Begin SUPPLIED ENTRIES

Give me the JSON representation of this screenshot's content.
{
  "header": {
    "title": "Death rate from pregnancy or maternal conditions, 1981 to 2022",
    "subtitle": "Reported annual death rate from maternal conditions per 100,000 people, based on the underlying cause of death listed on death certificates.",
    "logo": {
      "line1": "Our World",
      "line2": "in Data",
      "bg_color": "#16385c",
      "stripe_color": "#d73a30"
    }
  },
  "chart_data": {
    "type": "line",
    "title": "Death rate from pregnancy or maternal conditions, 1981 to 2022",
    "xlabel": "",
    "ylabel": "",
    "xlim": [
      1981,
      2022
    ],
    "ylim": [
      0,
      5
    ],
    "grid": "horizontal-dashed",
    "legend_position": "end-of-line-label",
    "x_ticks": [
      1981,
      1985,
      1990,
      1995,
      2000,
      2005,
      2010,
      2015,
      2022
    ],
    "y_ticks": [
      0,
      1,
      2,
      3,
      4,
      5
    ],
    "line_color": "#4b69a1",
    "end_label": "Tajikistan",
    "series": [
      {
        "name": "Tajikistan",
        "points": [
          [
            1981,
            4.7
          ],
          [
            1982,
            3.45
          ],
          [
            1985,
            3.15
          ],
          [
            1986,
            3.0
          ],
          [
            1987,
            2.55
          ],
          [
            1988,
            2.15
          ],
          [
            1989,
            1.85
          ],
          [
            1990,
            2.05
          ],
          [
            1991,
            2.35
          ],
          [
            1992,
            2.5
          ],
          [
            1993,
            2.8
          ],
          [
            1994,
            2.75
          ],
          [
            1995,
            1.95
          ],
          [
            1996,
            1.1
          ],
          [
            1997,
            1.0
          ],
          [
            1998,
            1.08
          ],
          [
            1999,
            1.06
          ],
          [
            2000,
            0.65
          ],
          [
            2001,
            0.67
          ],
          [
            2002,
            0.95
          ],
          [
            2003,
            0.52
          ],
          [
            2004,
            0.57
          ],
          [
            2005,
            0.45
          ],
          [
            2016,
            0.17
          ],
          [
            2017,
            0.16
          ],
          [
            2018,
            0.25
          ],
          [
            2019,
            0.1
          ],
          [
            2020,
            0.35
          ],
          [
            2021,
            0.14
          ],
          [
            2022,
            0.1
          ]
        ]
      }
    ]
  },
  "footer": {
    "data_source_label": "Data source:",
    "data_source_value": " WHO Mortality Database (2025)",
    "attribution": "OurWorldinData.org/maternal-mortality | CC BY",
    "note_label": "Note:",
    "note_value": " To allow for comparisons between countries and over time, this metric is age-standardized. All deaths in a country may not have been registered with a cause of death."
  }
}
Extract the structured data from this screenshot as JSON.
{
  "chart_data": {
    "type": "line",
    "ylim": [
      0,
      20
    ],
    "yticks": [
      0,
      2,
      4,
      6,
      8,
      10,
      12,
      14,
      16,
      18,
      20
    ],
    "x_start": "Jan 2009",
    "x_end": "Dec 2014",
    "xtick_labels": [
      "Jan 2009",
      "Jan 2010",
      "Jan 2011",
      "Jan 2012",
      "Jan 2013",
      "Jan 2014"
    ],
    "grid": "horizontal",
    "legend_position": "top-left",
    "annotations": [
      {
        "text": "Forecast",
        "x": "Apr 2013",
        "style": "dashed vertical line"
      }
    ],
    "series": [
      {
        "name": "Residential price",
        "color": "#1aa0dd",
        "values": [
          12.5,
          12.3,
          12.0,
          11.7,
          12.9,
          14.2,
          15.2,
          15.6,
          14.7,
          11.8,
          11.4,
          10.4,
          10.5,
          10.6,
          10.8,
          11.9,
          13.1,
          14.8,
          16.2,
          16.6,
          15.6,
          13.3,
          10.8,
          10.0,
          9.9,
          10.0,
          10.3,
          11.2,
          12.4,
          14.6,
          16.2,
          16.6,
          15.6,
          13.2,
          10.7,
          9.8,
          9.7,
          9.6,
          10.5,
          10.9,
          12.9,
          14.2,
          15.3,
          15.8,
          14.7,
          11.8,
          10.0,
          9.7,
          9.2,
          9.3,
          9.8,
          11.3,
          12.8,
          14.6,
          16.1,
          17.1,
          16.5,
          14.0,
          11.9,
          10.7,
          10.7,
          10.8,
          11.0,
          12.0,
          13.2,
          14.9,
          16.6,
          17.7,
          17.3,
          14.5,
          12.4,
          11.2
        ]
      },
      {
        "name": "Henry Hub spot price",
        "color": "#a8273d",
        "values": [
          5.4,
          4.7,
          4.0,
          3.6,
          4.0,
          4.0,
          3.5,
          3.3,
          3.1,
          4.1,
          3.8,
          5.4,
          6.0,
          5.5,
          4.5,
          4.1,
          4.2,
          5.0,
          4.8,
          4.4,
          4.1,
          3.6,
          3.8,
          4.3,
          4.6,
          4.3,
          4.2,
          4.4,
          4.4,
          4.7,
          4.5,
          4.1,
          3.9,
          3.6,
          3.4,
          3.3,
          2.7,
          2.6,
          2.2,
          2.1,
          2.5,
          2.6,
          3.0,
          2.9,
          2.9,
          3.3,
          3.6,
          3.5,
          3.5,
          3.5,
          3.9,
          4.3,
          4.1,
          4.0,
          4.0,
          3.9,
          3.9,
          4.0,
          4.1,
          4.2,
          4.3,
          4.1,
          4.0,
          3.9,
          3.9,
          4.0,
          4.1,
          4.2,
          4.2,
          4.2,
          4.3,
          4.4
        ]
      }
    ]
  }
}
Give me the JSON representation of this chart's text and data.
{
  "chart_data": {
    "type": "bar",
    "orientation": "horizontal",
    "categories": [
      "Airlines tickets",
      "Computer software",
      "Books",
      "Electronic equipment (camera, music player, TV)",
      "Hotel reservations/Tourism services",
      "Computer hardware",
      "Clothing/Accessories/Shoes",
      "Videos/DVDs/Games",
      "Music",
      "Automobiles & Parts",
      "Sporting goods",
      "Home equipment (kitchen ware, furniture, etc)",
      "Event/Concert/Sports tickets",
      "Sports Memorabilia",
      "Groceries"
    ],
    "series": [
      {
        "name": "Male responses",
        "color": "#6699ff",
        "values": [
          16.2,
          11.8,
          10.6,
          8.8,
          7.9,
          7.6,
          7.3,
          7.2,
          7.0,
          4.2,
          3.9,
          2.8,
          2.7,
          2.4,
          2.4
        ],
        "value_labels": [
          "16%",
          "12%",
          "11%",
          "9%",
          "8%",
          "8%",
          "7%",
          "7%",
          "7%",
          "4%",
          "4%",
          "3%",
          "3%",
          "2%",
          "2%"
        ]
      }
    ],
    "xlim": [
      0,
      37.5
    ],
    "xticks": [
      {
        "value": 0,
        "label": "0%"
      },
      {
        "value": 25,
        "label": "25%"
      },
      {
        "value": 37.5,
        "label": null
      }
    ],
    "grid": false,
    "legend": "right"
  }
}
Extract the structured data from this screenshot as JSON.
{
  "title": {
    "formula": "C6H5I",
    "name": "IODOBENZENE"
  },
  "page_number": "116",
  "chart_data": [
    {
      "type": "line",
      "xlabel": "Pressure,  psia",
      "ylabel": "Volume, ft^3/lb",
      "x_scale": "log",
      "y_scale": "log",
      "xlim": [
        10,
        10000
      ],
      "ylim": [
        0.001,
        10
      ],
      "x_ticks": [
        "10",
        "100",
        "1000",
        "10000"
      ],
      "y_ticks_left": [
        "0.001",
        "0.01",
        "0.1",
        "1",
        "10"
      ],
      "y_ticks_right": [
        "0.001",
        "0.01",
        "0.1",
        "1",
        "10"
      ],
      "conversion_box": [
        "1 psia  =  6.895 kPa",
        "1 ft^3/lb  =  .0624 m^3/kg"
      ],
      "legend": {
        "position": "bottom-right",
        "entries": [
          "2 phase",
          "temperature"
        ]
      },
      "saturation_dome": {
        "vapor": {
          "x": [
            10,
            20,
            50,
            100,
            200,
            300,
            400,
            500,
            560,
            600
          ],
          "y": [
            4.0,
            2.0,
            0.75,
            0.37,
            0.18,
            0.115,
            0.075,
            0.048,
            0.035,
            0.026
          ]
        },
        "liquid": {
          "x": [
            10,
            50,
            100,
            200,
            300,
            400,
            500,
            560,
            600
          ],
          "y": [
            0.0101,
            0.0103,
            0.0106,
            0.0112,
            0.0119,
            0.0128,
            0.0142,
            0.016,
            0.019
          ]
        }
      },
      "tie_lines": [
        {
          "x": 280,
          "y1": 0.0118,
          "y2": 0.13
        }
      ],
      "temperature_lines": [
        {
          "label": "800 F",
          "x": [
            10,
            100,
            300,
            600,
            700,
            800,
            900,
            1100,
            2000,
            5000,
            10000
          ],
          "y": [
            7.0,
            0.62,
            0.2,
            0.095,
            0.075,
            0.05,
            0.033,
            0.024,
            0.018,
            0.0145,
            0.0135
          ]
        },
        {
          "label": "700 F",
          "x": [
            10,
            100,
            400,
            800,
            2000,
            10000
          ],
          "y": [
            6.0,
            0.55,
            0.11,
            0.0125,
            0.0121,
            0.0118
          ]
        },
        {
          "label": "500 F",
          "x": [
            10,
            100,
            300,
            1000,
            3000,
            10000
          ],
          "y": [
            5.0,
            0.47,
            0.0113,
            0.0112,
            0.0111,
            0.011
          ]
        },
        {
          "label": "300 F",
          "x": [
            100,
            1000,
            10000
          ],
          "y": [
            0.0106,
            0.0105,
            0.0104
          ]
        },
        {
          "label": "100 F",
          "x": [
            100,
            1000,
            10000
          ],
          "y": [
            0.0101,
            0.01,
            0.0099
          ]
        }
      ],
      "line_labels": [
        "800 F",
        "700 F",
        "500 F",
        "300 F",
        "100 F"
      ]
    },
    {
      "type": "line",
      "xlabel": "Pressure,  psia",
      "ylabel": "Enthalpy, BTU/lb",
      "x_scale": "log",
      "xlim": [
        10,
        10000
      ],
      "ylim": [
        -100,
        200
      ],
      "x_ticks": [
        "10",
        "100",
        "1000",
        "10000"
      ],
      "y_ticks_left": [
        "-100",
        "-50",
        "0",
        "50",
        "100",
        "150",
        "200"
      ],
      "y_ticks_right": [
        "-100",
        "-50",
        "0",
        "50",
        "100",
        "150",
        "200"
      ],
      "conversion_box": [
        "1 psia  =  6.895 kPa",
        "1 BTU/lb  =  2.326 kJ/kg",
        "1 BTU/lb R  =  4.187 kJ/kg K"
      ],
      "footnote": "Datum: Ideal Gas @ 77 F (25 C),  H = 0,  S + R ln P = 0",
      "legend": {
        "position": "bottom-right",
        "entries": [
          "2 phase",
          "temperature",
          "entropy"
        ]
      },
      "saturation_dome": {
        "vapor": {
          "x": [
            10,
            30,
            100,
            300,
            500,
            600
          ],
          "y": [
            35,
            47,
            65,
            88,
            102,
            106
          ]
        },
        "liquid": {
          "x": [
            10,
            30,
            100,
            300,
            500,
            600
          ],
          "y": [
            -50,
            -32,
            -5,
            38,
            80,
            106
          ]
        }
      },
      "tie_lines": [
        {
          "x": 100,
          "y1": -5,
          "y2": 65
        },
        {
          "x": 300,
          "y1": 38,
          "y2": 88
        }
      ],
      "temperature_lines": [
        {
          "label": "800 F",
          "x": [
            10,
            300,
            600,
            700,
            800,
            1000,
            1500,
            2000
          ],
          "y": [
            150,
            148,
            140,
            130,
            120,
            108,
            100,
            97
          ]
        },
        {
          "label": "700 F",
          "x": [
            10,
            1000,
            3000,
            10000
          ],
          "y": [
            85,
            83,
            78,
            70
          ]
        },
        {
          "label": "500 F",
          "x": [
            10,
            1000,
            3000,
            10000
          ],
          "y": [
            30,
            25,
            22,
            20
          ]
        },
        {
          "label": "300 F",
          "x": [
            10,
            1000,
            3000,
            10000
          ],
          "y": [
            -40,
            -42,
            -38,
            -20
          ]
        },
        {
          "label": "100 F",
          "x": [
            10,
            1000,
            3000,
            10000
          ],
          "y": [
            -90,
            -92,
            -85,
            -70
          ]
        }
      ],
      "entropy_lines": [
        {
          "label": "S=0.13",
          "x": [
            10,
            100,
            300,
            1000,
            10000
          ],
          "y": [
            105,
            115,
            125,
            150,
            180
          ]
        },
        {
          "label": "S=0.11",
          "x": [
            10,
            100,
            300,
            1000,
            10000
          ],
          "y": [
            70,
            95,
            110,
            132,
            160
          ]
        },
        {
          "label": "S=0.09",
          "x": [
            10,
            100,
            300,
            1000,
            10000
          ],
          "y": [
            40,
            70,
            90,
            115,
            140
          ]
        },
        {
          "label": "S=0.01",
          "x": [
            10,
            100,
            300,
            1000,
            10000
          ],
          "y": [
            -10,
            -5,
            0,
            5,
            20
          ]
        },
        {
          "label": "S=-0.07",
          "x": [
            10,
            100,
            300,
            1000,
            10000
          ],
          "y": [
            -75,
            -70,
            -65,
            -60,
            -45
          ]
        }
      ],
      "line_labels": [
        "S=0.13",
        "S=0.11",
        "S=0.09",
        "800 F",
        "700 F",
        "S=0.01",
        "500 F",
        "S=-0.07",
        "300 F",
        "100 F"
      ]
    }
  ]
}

End SUPPLIED ENTRIES

_GOAL_:
Copy in full each line that holds the word "JSON".

_ANSWER TO THE PROBLEM_:
Give me the JSON representation of this screenshot's content.
Extract the structured data from this screenshot as JSON.
Give me the JSON representation of this chart's text and data.
Extract the structured data from this screenshot as JSON.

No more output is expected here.